Aim:
Repeat every record below exactly, but leave out any pictures.

** begin Records shown **

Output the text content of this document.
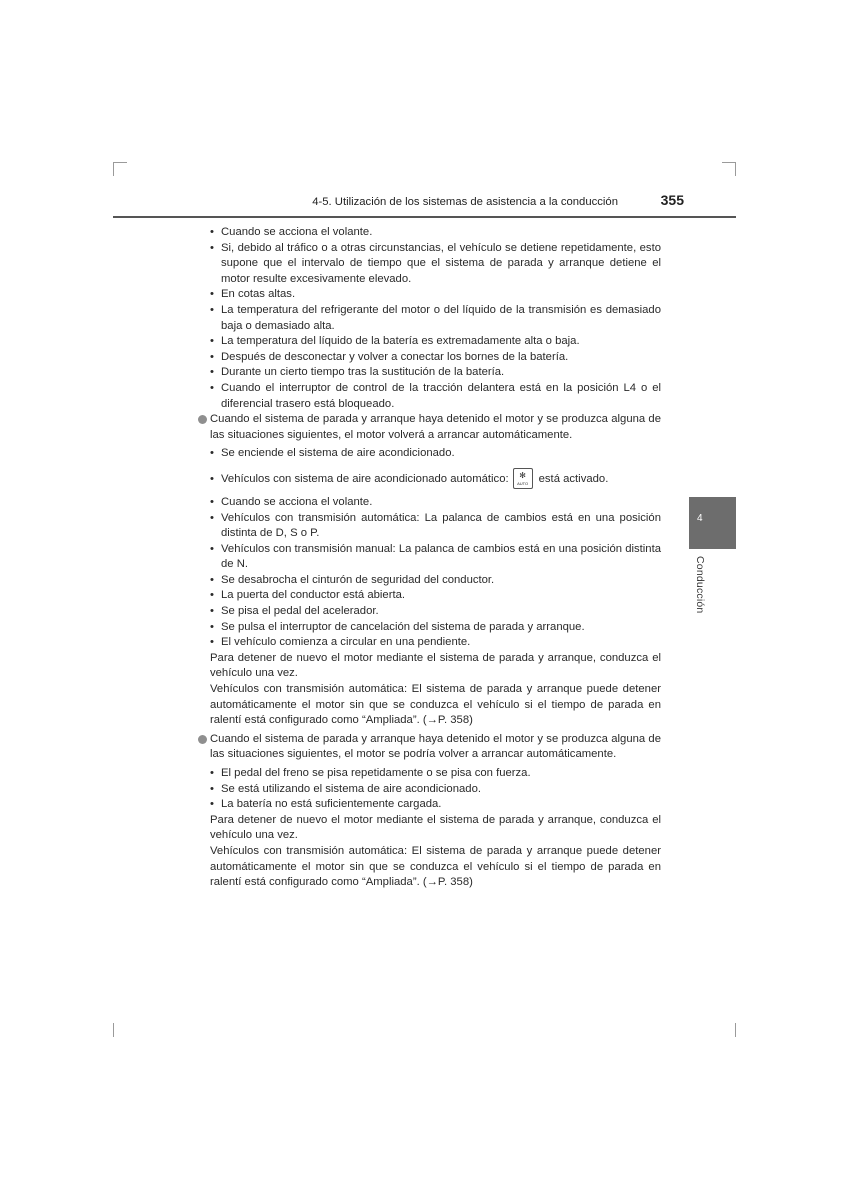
4-5. Utilización de los sistemas de asistencia a la conducción	355
4
Conducción
• Cuando se acciona el volante.
• Si, debido al tráfico o a otras circunstancias, el vehículo se detiene repetidamente, esto supone que el intervalo de tiempo que el sistema de parada y arranque detiene el motor resulte excesivamente elevado.
• En cotas altas.
• La temperatura del refrigerante del motor o del líquido de la transmisión es demasiado baja o demasiado alta.
• La temperatura del líquido de la batería es extremadamente alta o baja.
• Después de desconectar y volver a conectar los bornes de la batería.
• Durante un cierto tiempo tras la sustitución de la batería.
• Cuando el interruptor de control de la tracción delantera está en la posición L4 o el diferencial trasero está bloqueado.
Cuando el sistema de parada y arranque haya detenido el motor y se produzca alguna de las situaciones siguientes, el motor volverá a arrancar automáticamente.
• Se enciende el sistema de aire acondicionado.
• Vehículos con sistema de aire acondicionado automático:	✻
AUTO está activado.
• Cuando se acciona el volante.
• Vehículos con transmisión automática: La palanca de cambios está en una posición distinta de D, S o P.
• Vehículos con transmisión manual: La palanca de cambios está en una posición distinta de N.
• Se desabrocha el cinturón de seguridad del conductor.
• La puerta del conductor está abierta.
• Se pisa el pedal del acelerador.
• Se pulsa el interruptor de cancelación del sistema de parada y arranque.
• El vehículo comienza a circular en una pendiente.
Para detener de nuevo el motor mediante el sistema de parada y arranque, conduzca el vehículo una vez.
Vehículos con transmisión automática: El sistema de parada y arranque puede detener automáticamente el motor sin que se conduzca el vehículo si el tiempo de parada en ralentí está configurado como “Ampliada”. (→P. 358)
Cuando el sistema de parada y arranque haya detenido el motor y se produzca alguna de las situaciones siguientes, el motor se podría volver a arrancar automáticamente.
• El pedal del freno se pisa repetidamente o se pisa con fuerza.
• Se está utilizando el sistema de aire acondicionado.
• La batería no está suficientemente cargada.
Para detener de nuevo el motor mediante el sistema de parada y arranque, conduzca el vehículo una vez.
Vehículos con transmisión automática: El sistema de parada y arranque puede detener automáticamente el motor sin que se conduzca el vehículo si el tiempo de parada en ralentí está configurado como “Ampliada”. (→P. 358)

** end Records shown **

Result:
Output the text content of this document.
4-5. Utilización de los sistemas de asistencia a la conducción	355
4
Conducción
• Cuando se acciona el volante.
• Si, debido al tráfico o a otras circunstancias, el vehículo se detiene repetidamente, esto supone que el intervalo de tiempo que el sistema de parada y arranque detiene el motor resulte excesivamente elevado.
• En cotas altas.
• La temperatura del refrigerante del motor o del líquido de la transmisión es demasiado baja o demasiado alta.
• La temperatura del líquido de la batería es extremadamente alta o baja.
• Después de desconectar y volver a conectar los bornes de la batería.
• Durante un cierto tiempo tras la sustitución de la batería.
• Cuando el interruptor de control de la tracción delantera está en la posición L4 o el diferencial trasero está bloqueado.
Cuando el sistema de parada y arranque haya detenido el motor y se produzca alguna de las situaciones siguientes, el motor volverá a arrancar automáticamente.
• Se enciende el sistema de aire acondicionado.
• Vehículos con sistema de aire acondicionado automático:	✻
AUTO está activado.
• Cuando se acciona el volante.
• Vehículos con transmisión automática: La palanca de cambios está en una posición distinta de D, S o P.
• Vehículos con transmisión manual: La palanca de cambios está en una posición distinta de N.
• Se desabrocha el cinturón de seguridad del conductor.
• La puerta del conductor está abierta.
• Se pisa el pedal del acelerador.
• Se pulsa el interruptor de cancelación del sistema de parada y arranque.
• El vehículo comienza a circular en una pendiente.
Para detener de nuevo el motor mediante el sistema de parada y arranque, conduzca el vehículo una vez.
Vehículos con transmisión automática: El sistema de parada y arranque puede detener automáticamente el motor sin que se conduzca el vehículo si el tiempo de parada en ralentí está configurado como “Ampliada”. (→P. 358)
Cuando el sistema de parada y arranque haya detenido el motor y se produzca alguna de las situaciones siguientes, el motor se podría volver a arrancar automáticamente.
• El pedal del freno se pisa repetidamente o se pisa con fuerza.
• Se está utilizando el sistema de aire acondicionado.
• La batería no está suficientemente cargada.
Para detener de nuevo el motor mediante el sistema de parada y arranque, conduzca el vehículo una vez.
Vehículos con transmisión automática: El sistema de parada y arranque puede detener automáticamente el motor sin que se conduzca el vehículo si el tiempo de parada en ralentí está configurado como “Ampliada”. (→P. 358)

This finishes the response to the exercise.